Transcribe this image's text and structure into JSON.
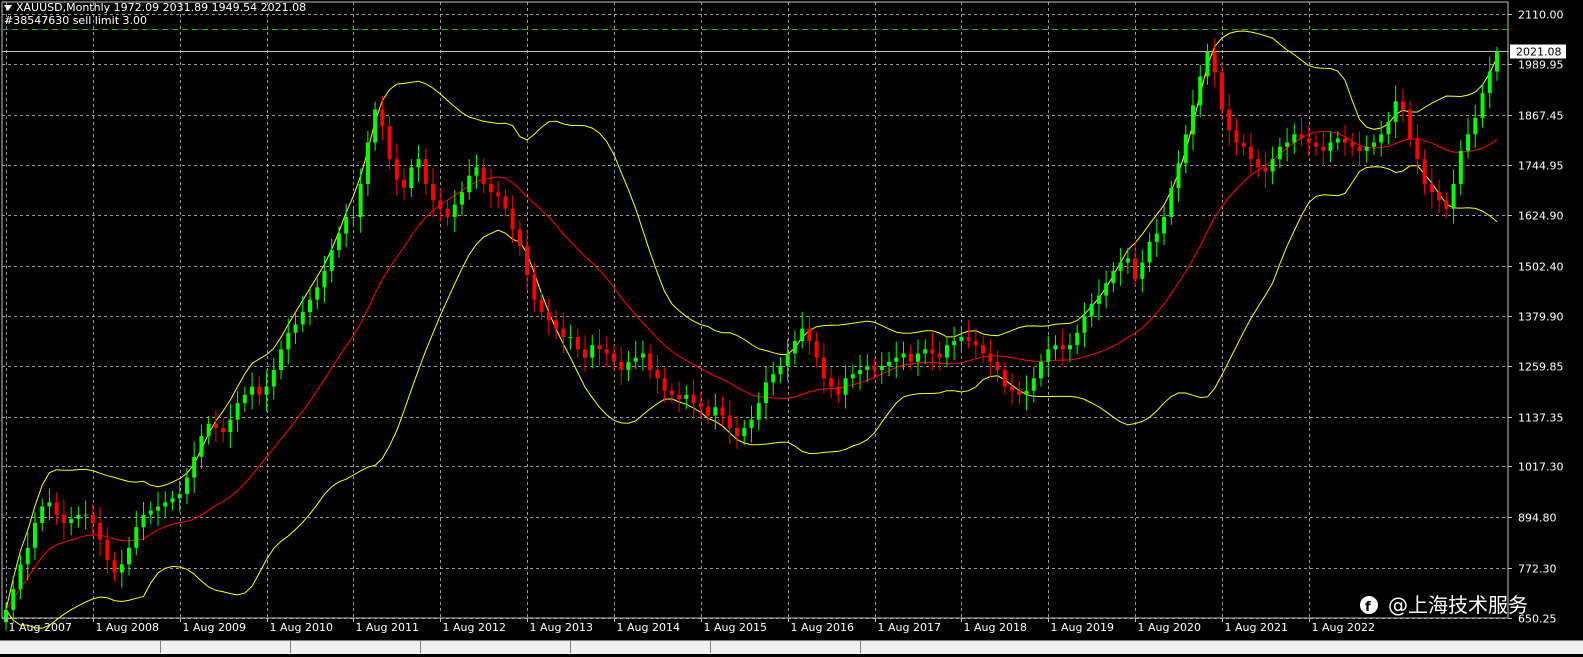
{
  "header": {
    "symbol_line": "XAUUSD,Monthly  1972.09 2031.89 1949.54 2021.08",
    "order_line": "#38547630 sell limit 3.00"
  },
  "watermark": {
    "text": "@上海技术服务"
  },
  "colors": {
    "background": "#000000",
    "bull": "#00ff00",
    "bear": "#ff0000",
    "band": "#ffff00",
    "middle": "#ff0000",
    "grid": "#c0c0c0",
    "order_line": "#00c000"
  },
  "chart_data": {
    "type": "candlestick",
    "symbol": "XAUUSD",
    "timeframe": "Monthly",
    "last": {
      "open": 1972.09,
      "high": 2031.89,
      "low": 1949.54,
      "close": 2021.08
    },
    "current_price_label": "2021.08",
    "sell_limit_order": {
      "id": "#38547630",
      "price": 2075
    },
    "ylim": [
      650.25,
      2140
    ],
    "y_ticks": [
      "2110.00",
      "1989.95",
      "1867.45",
      "1744.95",
      "1624.90",
      "1502.40",
      "1379.90",
      "1259.85",
      "1137.35",
      "1017.30",
      "894.80",
      "772.30",
      "650.25"
    ],
    "x_ticks": [
      "1 Aug 2007",
      "1 Aug 2008",
      "1 Aug 2009",
      "1 Aug 2010",
      "1 Aug 2011",
      "1 Aug 2012",
      "1 Aug 2013",
      "1 Aug 2014",
      "1 Aug 2015",
      "1 Aug 2016",
      "1 Aug 2017",
      "1 Aug 2018",
      "1 Aug 2019",
      "1 Aug 2020",
      "1 Aug 2021",
      "1 Aug 2022"
    ],
    "grid": true,
    "indicators": [
      "Bollinger Bands (yellow)",
      "Moving Average (red)"
    ],
    "closes": [
      670,
      720,
      780,
      820,
      880,
      920,
      930,
      900,
      880,
      890,
      900,
      900,
      880,
      840,
      790,
      760,
      780,
      820,
      870,
      900,
      910,
      920,
      930,
      940,
      950,
      990,
      1040,
      1090,
      1120,
      1110,
      1100,
      1130,
      1170,
      1190,
      1210,
      1190,
      1210,
      1250,
      1300,
      1340,
      1360,
      1390,
      1420,
      1450,
      1490,
      1540,
      1580,
      1620,
      1620,
      1700,
      1800,
      1880,
      1840,
      1760,
      1710,
      1690,
      1740,
      1760,
      1700,
      1660,
      1640,
      1620,
      1650,
      1680,
      1720,
      1740,
      1700,
      1680,
      1670,
      1640,
      1590,
      1550,
      1480,
      1420,
      1390,
      1370,
      1350,
      1330,
      1330,
      1300,
      1280,
      1310,
      1300,
      1290,
      1270,
      1250,
      1270,
      1280,
      1290,
      1250,
      1230,
      1200,
      1190,
      1180,
      1190,
      1170,
      1160,
      1140,
      1160,
      1140,
      1110,
      1090,
      1110,
      1130,
      1170,
      1220,
      1240,
      1260,
      1290,
      1320,
      1350,
      1320,
      1280,
      1230,
      1210,
      1190,
      1230,
      1240,
      1250,
      1260,
      1250,
      1260,
      1270,
      1280,
      1290,
      1270,
      1290,
      1300,
      1290,
      1280,
      1310,
      1320,
      1330,
      1320,
      1310,
      1290,
      1270,
      1250,
      1210,
      1200,
      1190,
      1200,
      1230,
      1270,
      1300,
      1310,
      1300,
      1310,
      1340,
      1380,
      1410,
      1430,
      1460,
      1490,
      1510,
      1520,
      1470,
      1510,
      1560,
      1580,
      1620,
      1690,
      1750,
      1820,
      1890,
      1960,
      2020,
      1970,
      1880,
      1830,
      1800,
      1790,
      1760,
      1740,
      1730,
      1760,
      1790,
      1800,
      1820,
      1810,
      1800,
      1790,
      1780,
      1800,
      1810,
      1800,
      1790,
      1780,
      1790,
      1800,
      1820,
      1850,
      1900,
      1880,
      1810,
      1760,
      1700,
      1680,
      1660,
      1640,
      1700,
      1780,
      1820,
      1860,
      1920,
      1972,
      2021
    ]
  },
  "bottom_tabs": [
    "",
    "",
    "",
    "",
    "",
    ""
  ]
}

● **Your objective**
Identify all lines where the word "text" shows up. Copy them.

● **Exercise result**
Transcribe this image's text and structure into JSON.
    "text": "@上海技术服务"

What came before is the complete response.